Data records
^^^^^^^^^^^^^^^^
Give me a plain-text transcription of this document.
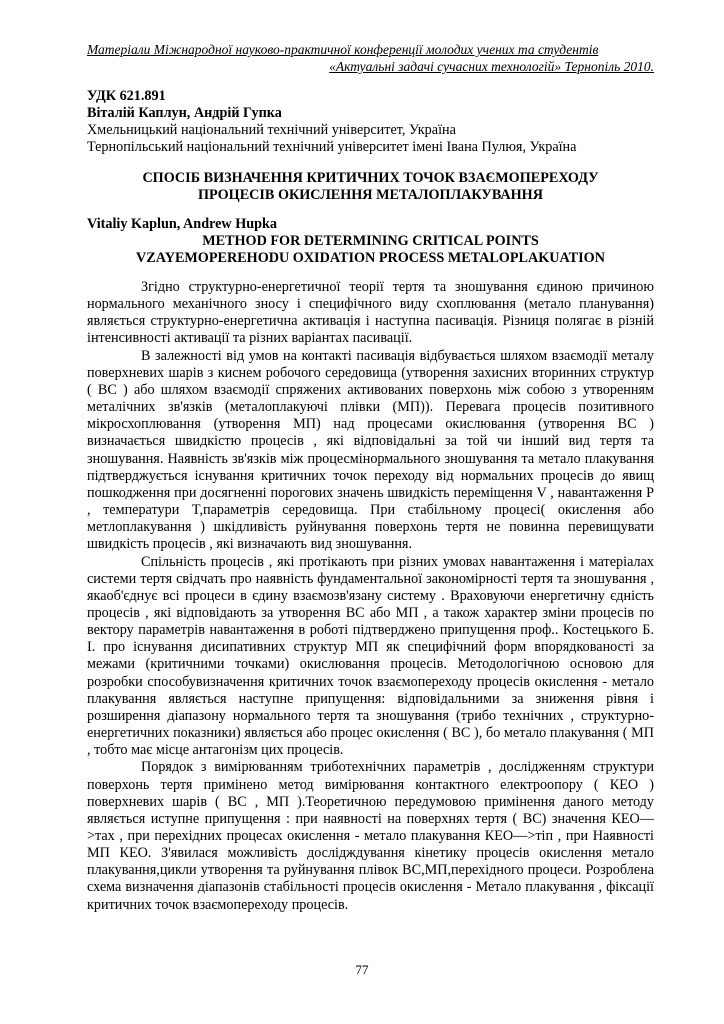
Матеріали Міжнародної науково-практичної конференції молодих учених та студентів
«Актуальні задачі сучасних технологій» Тернопіль 2010.
УДК 621.891
Віталій Каплун, Андрій Гупка
Хмельницький національний технічний університет, Україна
Тернопільський національний технічний університет імені Івана Пулюя, Україна
СПОСІБ ВИЗНАЧЕННЯ КРИТИЧНИХ ТОЧОК ВЗАЄМОПЕРЕХОДУ
ПРОЦЕСІВ ОКИСЛЕННЯ МЕТАЛОПЛАКУВАННЯ
Vitaliy Kaplun, Andrew Hupka
METHOD FOR DETERMINING CRITICAL POINTS
VZAYEMOPEREHODU OXIDATION PROCESS METALOPLAKUATION

Згідно структурно-енергетичної теорії тертя та зношування єдиною причиною нормального механічного зносу і специфічного виду схоплювання (метало планування) являється структурно-енергетична активація і наступна пасивація. Різниця полягає в різній інтенсивності активації та різних варіантах пасивації.

В залежності від умов на контакті пасивація відбувається шляхом взаємодії металу поверхневих шарів з киснем робочого середовища (утворення захисних вторинних структур ( ВС ) або шляхом взаємодії спряжених активованих поверхонь між собою з утворенням металічних зв'язків (металоплакуючі плівки (МП)). Перевага процесів позитивного мікросхоплювання (утворення МП) над процесами окислювання (утворення ВС ) визначається швидкістю процесів , які відповідальні за той чи інший вид тертя та зношування. Наявність зв'язків між процесмінормального зношування та метало плакування підтверджується існування критичних точок переходу від нормальних процесів до явищ пошкодження при досягненні порогових значень швидкість переміщення V , навантаження P , температури T,параметрів середовища. При стабільному процесі( окислення або метлоплакування ) шкідливість руйнування поверхонь тертя не повинна перевищувати швидкість процесів , які визначають вид зношування.

Спільність процесів , які протікають при різних умовах навантаження і матеріалах системи тертя свідчать про наявність фундаментальної закономірності тертя та зношування , якаоб'єднує всі процеси в єдину взаємозв'язану систему . Враховуючи енергетичну єдність процесів , які відповідають за утворення ВС або МП , а також характер зміни процесів по вектору параметрів навантаження в роботі підтверджено припущення проф.. Костецького Б. І. про існування дисипативних структур МП як специфічний форм впорядкованості за межами (критичними точками) окислювання процесів. Методологічною основою для розробки способувизначення критичних точок взаємопереходу процесів окислення - метало плакування являється наступне припущення: відповідальними за зниження рівня і розширення діапазону нормального тертя та зношування (трибо технічних , структурно-енергетичних показники) являється або процес окислення ( ВС ), бо метало плакування ( МП , тобто має місце антагонізм цих процесів.

Порядок з вимірюванням триботехнічних параметрів , дослідженням структури поверхонь тертя примінено метод вимірювання контактного електроопору ( КЕО ) поверхневих шарів ( ВС , МП ).Теоретичною передумовою примінення даного методу являється иступне припущення : при наявності на поверхнях тертя ( ВС) значення КЕО—>тах , при перехідних процесах окислення - метало плакування КЕО—>тіп , при Наявності МП КЕО. З'явилася можливість дослідждування кінетику процесів окислення метало плакування,цикли утворення та руйнування плівок ВС,МП,перехідного процеси. Розроблена схема визначення діапазонів стабільності процесів окислення - Метало плакування , фіксації критичних точок взаємопереходу процесів.

77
^^^^^^^^^^^^^^^^
### [REQUEST]
Leave the images out, please, and restate each line word for word.

### [ANSWER TO THIS EXERCISE]
Give me a plain-text transcription of this document.
Матеріали Міжнародної науково-практичної конференції молодих учених та студентів
«Актуальні задачі сучасних технологій» Тернопіль 2010.
УДК 621.891
Віталій Каплун, Андрій Гупка
Хмельницький національний технічний університет, Україна
Тернопільський національний технічний університет імені Івана Пулюя, Україна
СПОСІБ ВИЗНАЧЕННЯ КРИТИЧНИХ ТОЧОК ВЗАЄМОПЕРЕХОДУ
ПРОЦЕСІВ ОКИСЛЕННЯ МЕТАЛОПЛАКУВАННЯ
Vitaliy Kaplun, Andrew Hupka
METHOD FOR DETERMINING CRITICAL POINTS
VZAYEMOPEREHODU OXIDATION PROCESS METALOPLAKUATION

Згідно структурно-енергетичної теорії тертя та зношування єдиною причиною нормального механічного зносу і специфічного виду схоплювання (метало планування) являється структурно-енергетична активація і наступна пасивація. Різниця полягає в різній інтенсивності активації та різних варіантах пасивації.

В залежності від умов на контакті пасивація відбувається шляхом взаємодії металу поверхневих шарів з киснем робочого середовища (утворення захисних вторинних структур ( ВС ) або шляхом взаємодії спряжених активованих поверхонь між собою з утворенням металічних зв'язків (металоплакуючі плівки (МП)). Перевага процесів позитивного мікросхоплювання (утворення МП) над процесами окислювання (утворення ВС ) визначається швидкістю процесів , які відповідальні за той чи інший вид тертя та зношування. Наявність зв'язків між процесмінормального зношування та метало плакування підтверджується існування критичних точок переходу від нормальних процесів до явищ пошкодження при досягненні порогових значень швидкість переміщення V , навантаження P , температури T,параметрів середовища. При стабільному процесі( окислення або метлоплакування ) шкідливість руйнування поверхонь тертя не повинна перевищувати швидкість процесів , які визначають вид зношування.

Спільність процесів , які протікають при різних умовах навантаження і матеріалах системи тертя свідчать про наявність фундаментальної закономірності тертя та зношування , якаоб'єднує всі процеси в єдину взаємозв'язану систему . Враховуючи енергетичну єдність процесів , які відповідають за утворення ВС або МП , а також характер зміни процесів по вектору параметрів навантаження в роботі підтверджено припущення проф.. Костецького Б. І. про існування дисипативних структур МП як специфічний форм впорядкованості за межами (критичними точками) окислювання процесів. Методологічною основою для розробки способувизначення критичних точок взаємопереходу процесів окислення - метало плакування являється наступне припущення: відповідальними за зниження рівня і розширення діапазону нормального тертя та зношування (трибо технічних , структурно-енергетичних показники) являється або процес окислення ( ВС ), бо метало плакування ( МП , тобто має місце антагонізм цих процесів.

Порядок з вимірюванням триботехнічних параметрів , дослідженням структури поверхонь тертя примінено метод вимірювання контактного електроопору ( КЕО ) поверхневих шарів ( ВС , МП ).Теоретичною передумовою примінення даного методу являється иступне припущення : при наявності на поверхнях тертя ( ВС) значення КЕО—>тах , при перехідних процесах окислення - метало плакування КЕО—>тіп , при Наявності МП КЕО. З'явилася можливість дослідждування кінетику процесів окислення метало плакування,цикли утворення та руйнування плівок ВС,МП,перехідного процеси. Розроблена схема визначення діапазонів стабільності процесів окислення - Метало плакування , фіксації критичних точок взаємопереходу процесів.

77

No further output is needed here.